### [SUPPLIED RECORDS]
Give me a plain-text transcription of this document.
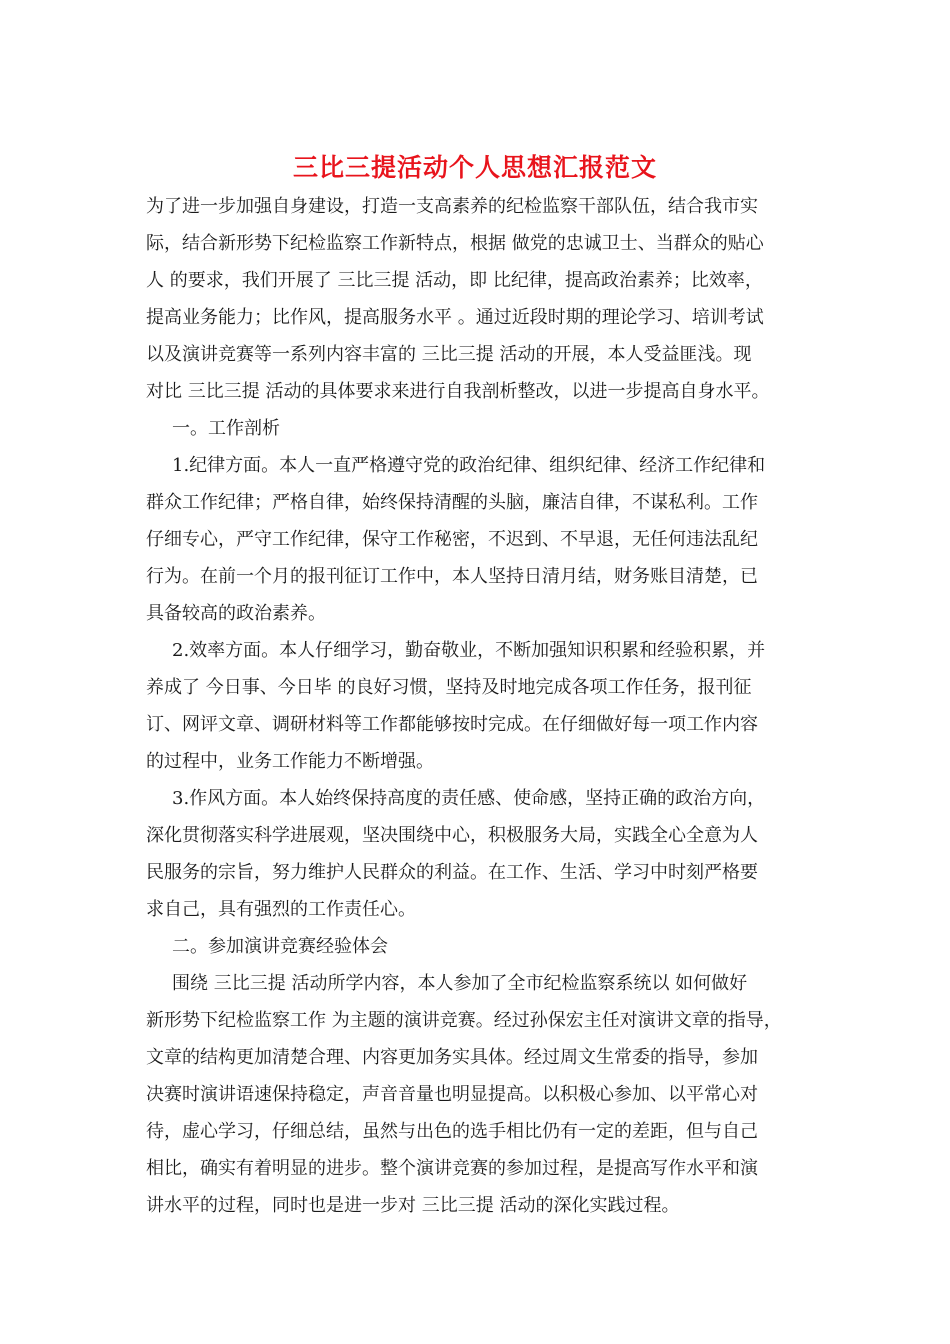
三比三提活动个人思想汇报范文
为了进一步加强自身建设，打造一支高素养的纪检监察干部队伍，结合我市实
际，结合新形势下纪检监察工作新特点，根据 做党的忠诚卫士、当群众的贴心
人 的要求，我们开展了 三比三提 活动，即 比纪律，提高政治素养；比效率，
提高业务能力；比作风，提高服务水平 。通过近段时期的理论学习、培训考试
以及演讲竞赛等一系列内容丰富的 三比三提 活动的开展，本人受益匪浅。现
对比 三比三提 活动的具体要求来进行自我剖析整改，以进一步提高自身水平。
一。工作剖析
1.纪律方面。本人一直严格遵守党的政治纪律、组织纪律、经济工作纪律和
群众工作纪律；严格自律，始终保持清醒的头脑，廉洁自律，不谋私利。工作
仔细专心，严守工作纪律，保守工作秘密，不迟到、不早退，无任何违法乱纪
行为。在前一个月的报刊征订工作中，本人坚持日清月结，财务账目清楚，已
具备较高的政治素养。
2.效率方面。本人仔细学习，勤奋敬业，不断加强知识积累和经验积累，并
养成了 今日事、今日毕 的良好习惯，坚持及时地完成各项工作任务，报刊征
订、网评文章、调研材料等工作都能够按时完成。在仔细做好每一项工作内容
的过程中，业务工作能力不断增强。
3.作风方面。本人始终保持高度的责任感、使命感，坚持正确的政治方向，
深化贯彻落实科学进展观，坚决围绕中心，积极服务大局，实践全心全意为人
民服务的宗旨，努力维护人民群众的利益。在工作、生活、学习中时刻严格要
求自己，具有强烈的工作责任心。
二。参加演讲竞赛经验体会
围绕 三比三提 活动所学内容，本人参加了全市纪检监察系统以 如何做好
新形势下纪检监察工作 为主题的演讲竞赛。经过孙保宏主任对演讲文章的指导，
文章的结构更加清楚合理、内容更加务实具体。经过周文生常委的指导，参加
决赛时演讲语速保持稳定，声音音量也明显提高。以积极心参加、以平常心对
待，虚心学习，仔细总结，虽然与出色的选手相比仍有一定的差距，但与自己
相比，确实有着明显的进步。整个演讲竞赛的参加过程，是提高写作水平和演
讲水平的过程，同时也是进一步对 三比三提 活动的深化实践过程。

### [SET PROBLEM]
Leave the pictures out and output the rest of the listing exactly.

### [SOLUTION TO THIS TASK]
Give me a plain-text transcription of this document.
三比三提活动个人思想汇报范文
为了进一步加强自身建设，打造一支高素养的纪检监察干部队伍，结合我市实
际，结合新形势下纪检监察工作新特点，根据 做党的忠诚卫士、当群众的贴心
人 的要求，我们开展了 三比三提 活动，即 比纪律，提高政治素养；比效率，
提高业务能力；比作风，提高服务水平 。通过近段时期的理论学习、培训考试
以及演讲竞赛等一系列内容丰富的 三比三提 活动的开展，本人受益匪浅。现
对比 三比三提 活动的具体要求来进行自我剖析整改，以进一步提高自身水平。
一。工作剖析
1.纪律方面。本人一直严格遵守党的政治纪律、组织纪律、经济工作纪律和
群众工作纪律；严格自律，始终保持清醒的头脑，廉洁自律，不谋私利。工作
仔细专心，严守工作纪律，保守工作秘密，不迟到、不早退，无任何违法乱纪
行为。在前一个月的报刊征订工作中，本人坚持日清月结，财务账目清楚，已
具备较高的政治素养。
2.效率方面。本人仔细学习，勤奋敬业，不断加强知识积累和经验积累，并
养成了 今日事、今日毕 的良好习惯，坚持及时地完成各项工作任务，报刊征
订、网评文章、调研材料等工作都能够按时完成。在仔细做好每一项工作内容
的过程中，业务工作能力不断增强。
3.作风方面。本人始终保持高度的责任感、使命感，坚持正确的政治方向，
深化贯彻落实科学进展观，坚决围绕中心，积极服务大局，实践全心全意为人
民服务的宗旨，努力维护人民群众的利益。在工作、生活、学习中时刻严格要
求自己，具有强烈的工作责任心。
二。参加演讲竞赛经验体会
围绕 三比三提 活动所学内容，本人参加了全市纪检监察系统以 如何做好
新形势下纪检监察工作 为主题的演讲竞赛。经过孙保宏主任对演讲文章的指导，
文章的结构更加清楚合理、内容更加务实具体。经过周文生常委的指导，参加
决赛时演讲语速保持稳定，声音音量也明显提高。以积极心参加、以平常心对
待，虚心学习，仔细总结，虽然与出色的选手相比仍有一定的差距，但与自己
相比，确实有着明显的进步。整个演讲竞赛的参加过程，是提高写作水平和演
讲水平的过程，同时也是进一步对 三比三提 活动的深化实践过程。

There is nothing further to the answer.